What to produce — All of the material should be reproduced exactly, with pictures left out.

Source records —
▬▬▬▬▬▬
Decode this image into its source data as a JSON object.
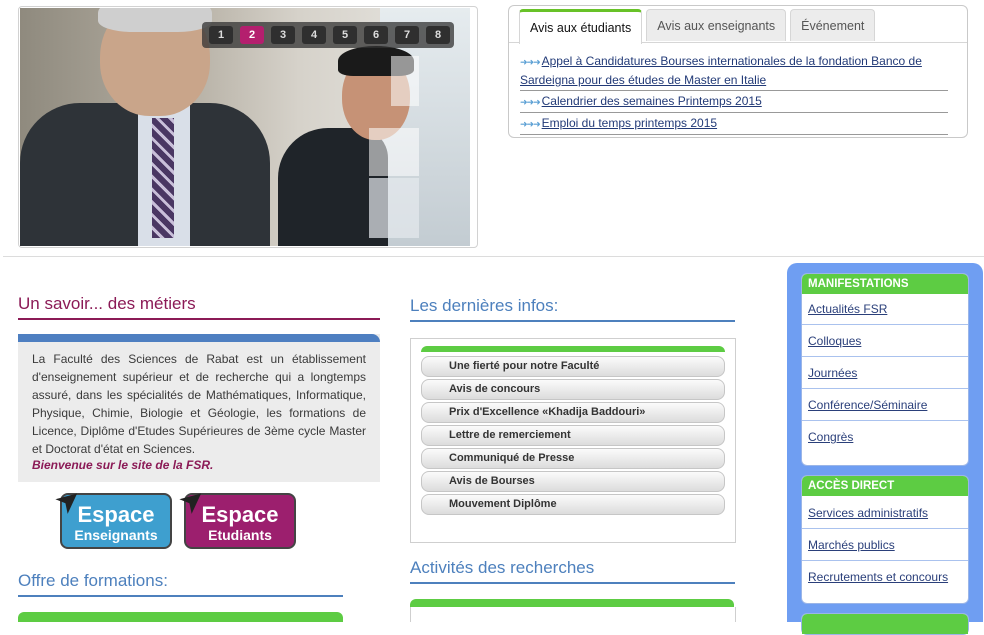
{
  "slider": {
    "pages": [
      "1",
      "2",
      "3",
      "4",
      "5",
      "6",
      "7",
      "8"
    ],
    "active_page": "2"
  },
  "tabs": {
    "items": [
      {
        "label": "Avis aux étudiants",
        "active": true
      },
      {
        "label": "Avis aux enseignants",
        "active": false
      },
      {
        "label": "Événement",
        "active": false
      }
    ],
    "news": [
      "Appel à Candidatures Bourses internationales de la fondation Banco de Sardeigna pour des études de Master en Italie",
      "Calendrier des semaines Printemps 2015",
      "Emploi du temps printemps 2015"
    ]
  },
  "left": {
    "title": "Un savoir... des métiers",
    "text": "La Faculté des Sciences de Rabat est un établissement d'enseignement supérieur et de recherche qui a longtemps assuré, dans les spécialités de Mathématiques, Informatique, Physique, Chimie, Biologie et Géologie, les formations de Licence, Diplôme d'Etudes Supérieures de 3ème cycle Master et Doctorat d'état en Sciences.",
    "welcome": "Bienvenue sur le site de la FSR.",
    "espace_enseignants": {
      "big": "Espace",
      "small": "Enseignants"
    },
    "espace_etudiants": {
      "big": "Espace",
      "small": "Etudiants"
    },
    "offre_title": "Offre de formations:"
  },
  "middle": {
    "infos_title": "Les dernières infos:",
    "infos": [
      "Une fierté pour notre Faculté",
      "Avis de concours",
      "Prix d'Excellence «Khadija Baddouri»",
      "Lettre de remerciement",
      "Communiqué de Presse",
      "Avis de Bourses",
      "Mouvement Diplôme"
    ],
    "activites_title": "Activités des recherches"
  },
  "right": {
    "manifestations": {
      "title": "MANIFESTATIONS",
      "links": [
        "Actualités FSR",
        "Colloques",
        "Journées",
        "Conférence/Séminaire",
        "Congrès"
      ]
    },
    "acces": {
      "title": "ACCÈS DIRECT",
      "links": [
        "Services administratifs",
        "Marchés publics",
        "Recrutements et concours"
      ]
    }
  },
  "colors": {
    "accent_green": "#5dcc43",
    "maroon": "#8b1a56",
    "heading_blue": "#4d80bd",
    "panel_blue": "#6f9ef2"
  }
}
▬▬▬▬▬▬
Answer —
Decode this image into its source data as a JSON object.
{
  "slider": {
    "pages": [
      "1",
      "2",
      "3",
      "4",
      "5",
      "6",
      "7",
      "8"
    ],
    "active_page": "2"
  },
  "tabs": {
    "items": [
      {
        "label": "Avis aux étudiants",
        "active": true
      },
      {
        "label": "Avis aux enseignants",
        "active": false
      },
      {
        "label": "Événement",
        "active": false
      }
    ],
    "news": [
      "Appel à Candidatures Bourses internationales de la fondation Banco de Sardeigna pour des études de Master en Italie",
      "Calendrier des semaines Printemps 2015",
      "Emploi du temps printemps 2015"
    ]
  },
  "left": {
    "title": "Un savoir... des métiers",
    "text": "La Faculté des Sciences de Rabat est un établissement d'enseignement supérieur et de recherche qui a longtemps assuré, dans les spécialités de Mathématiques, Informatique, Physique, Chimie, Biologie et Géologie, les formations de Licence, Diplôme d'Etudes Supérieures de 3ème cycle Master et Doctorat d'état en Sciences.",
    "welcome": "Bienvenue sur le site de la FSR.",
    "espace_enseignants": {
      "big": "Espace",
      "small": "Enseignants"
    },
    "espace_etudiants": {
      "big": "Espace",
      "small": "Etudiants"
    },
    "offre_title": "Offre de formations:"
  },
  "middle": {
    "infos_title": "Les dernières infos:",
    "infos": [
      "Une fierté pour notre Faculté",
      "Avis de concours",
      "Prix d'Excellence «Khadija Baddouri»",
      "Lettre de remerciement",
      "Communiqué de Presse",
      "Avis de Bourses",
      "Mouvement Diplôme"
    ],
    "activites_title": "Activités des recherches"
  },
  "right": {
    "manifestations": {
      "title": "MANIFESTATIONS",
      "links": [
        "Actualités FSR",
        "Colloques",
        "Journées",
        "Conférence/Séminaire",
        "Congrès"
      ]
    },
    "acces": {
      "title": "ACCÈS DIRECT",
      "links": [
        "Services administratifs",
        "Marchés publics",
        "Recrutements et concours"
      ]
    }
  },
  "colors": {
    "accent_green": "#5dcc43",
    "maroon": "#8b1a56",
    "heading_blue": "#4d80bd",
    "panel_blue": "#6f9ef2"
  }
}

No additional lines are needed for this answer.